[Source records]
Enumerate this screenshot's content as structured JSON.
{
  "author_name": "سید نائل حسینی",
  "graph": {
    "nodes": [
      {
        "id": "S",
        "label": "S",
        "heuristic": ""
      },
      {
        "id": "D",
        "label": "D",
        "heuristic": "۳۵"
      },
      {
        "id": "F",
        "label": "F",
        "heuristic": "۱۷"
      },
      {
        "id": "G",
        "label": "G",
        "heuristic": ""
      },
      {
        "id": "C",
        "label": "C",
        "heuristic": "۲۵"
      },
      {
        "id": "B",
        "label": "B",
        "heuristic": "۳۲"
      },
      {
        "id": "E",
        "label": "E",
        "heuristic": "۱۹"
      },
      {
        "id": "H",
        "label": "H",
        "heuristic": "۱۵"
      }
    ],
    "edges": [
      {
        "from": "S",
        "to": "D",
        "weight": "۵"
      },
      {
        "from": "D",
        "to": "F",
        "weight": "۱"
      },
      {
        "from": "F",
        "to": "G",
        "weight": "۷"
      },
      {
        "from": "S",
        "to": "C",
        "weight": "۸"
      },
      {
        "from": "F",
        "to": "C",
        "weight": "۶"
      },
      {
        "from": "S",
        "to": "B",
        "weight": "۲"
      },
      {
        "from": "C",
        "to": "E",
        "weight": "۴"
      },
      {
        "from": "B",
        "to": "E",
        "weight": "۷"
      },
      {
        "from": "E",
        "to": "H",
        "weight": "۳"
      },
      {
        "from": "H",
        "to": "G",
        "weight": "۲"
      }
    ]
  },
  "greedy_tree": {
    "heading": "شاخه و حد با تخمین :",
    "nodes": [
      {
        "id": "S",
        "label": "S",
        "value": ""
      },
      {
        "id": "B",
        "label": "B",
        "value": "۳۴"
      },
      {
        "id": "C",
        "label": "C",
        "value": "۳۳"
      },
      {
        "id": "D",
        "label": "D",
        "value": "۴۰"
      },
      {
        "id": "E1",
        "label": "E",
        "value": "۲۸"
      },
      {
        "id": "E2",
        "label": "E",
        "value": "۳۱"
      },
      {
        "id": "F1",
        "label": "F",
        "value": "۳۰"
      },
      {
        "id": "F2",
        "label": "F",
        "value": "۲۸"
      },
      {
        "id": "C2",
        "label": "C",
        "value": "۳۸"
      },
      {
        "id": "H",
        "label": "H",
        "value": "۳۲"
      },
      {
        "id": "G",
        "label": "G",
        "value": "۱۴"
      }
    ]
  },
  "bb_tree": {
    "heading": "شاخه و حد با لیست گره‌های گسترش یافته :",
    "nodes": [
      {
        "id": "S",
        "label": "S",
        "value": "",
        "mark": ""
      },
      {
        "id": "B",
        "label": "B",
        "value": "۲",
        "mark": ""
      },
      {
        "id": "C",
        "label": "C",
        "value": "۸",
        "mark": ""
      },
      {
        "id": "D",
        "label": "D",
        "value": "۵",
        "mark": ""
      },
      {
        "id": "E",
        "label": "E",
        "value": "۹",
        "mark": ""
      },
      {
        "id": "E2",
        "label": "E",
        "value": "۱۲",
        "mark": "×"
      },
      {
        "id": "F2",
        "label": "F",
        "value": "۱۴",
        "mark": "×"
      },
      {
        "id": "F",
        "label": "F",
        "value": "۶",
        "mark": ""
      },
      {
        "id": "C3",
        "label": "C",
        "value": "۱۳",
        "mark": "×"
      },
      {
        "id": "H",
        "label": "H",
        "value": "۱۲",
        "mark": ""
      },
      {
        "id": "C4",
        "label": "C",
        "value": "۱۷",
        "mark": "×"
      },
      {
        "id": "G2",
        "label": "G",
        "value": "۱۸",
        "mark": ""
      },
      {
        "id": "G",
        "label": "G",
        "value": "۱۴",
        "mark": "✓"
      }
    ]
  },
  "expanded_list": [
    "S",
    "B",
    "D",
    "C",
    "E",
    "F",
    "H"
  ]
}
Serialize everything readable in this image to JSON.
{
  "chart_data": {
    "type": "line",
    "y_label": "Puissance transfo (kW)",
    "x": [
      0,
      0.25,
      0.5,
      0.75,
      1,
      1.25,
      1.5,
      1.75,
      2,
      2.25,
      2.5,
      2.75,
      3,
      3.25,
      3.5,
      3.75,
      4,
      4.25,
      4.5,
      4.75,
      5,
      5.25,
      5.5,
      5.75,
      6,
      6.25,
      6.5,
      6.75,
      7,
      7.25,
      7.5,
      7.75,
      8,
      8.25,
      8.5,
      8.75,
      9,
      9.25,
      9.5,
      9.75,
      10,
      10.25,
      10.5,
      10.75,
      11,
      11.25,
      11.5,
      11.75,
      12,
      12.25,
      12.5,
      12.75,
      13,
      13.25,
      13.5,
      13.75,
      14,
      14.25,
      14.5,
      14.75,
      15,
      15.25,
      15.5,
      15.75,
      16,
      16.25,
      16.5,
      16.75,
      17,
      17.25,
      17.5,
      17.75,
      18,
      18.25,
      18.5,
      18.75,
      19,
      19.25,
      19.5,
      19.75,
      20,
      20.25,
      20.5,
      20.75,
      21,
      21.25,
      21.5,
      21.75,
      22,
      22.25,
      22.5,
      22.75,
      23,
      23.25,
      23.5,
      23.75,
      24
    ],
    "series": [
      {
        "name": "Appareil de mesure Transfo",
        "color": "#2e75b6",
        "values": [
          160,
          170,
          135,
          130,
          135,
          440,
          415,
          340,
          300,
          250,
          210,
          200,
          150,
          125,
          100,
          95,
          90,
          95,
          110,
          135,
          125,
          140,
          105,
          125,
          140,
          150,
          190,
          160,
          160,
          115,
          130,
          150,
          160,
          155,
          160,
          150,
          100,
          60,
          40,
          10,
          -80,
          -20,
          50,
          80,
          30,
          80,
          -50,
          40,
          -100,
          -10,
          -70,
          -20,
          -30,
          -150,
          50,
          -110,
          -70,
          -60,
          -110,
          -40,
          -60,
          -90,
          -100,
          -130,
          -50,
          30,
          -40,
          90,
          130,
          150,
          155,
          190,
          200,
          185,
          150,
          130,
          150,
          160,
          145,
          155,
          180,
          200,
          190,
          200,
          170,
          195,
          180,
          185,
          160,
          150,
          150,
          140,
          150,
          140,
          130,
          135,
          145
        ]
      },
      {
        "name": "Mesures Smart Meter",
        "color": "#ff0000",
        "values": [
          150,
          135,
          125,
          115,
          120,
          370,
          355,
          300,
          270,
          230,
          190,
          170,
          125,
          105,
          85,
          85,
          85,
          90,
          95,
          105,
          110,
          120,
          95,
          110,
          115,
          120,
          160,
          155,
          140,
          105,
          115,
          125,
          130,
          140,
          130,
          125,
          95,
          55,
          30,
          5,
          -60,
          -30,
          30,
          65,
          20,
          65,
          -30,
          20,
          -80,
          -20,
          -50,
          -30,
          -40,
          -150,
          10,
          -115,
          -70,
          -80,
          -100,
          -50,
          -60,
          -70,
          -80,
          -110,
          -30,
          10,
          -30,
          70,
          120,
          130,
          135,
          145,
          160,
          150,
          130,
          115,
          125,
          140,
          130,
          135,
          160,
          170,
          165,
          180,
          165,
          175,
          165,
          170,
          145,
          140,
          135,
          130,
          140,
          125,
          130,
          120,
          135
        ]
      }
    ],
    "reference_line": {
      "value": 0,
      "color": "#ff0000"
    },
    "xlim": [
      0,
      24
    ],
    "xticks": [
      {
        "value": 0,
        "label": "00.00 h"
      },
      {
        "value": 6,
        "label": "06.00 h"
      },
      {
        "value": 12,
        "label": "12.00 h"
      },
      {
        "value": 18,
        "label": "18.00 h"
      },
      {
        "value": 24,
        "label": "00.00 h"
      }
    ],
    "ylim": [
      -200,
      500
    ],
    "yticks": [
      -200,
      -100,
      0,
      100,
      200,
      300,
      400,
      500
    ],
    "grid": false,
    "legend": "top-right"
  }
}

What the task asks :: Going through the entries above, tally each line that has the word "heuristic". Answer with the number only.

Result of the task :: 8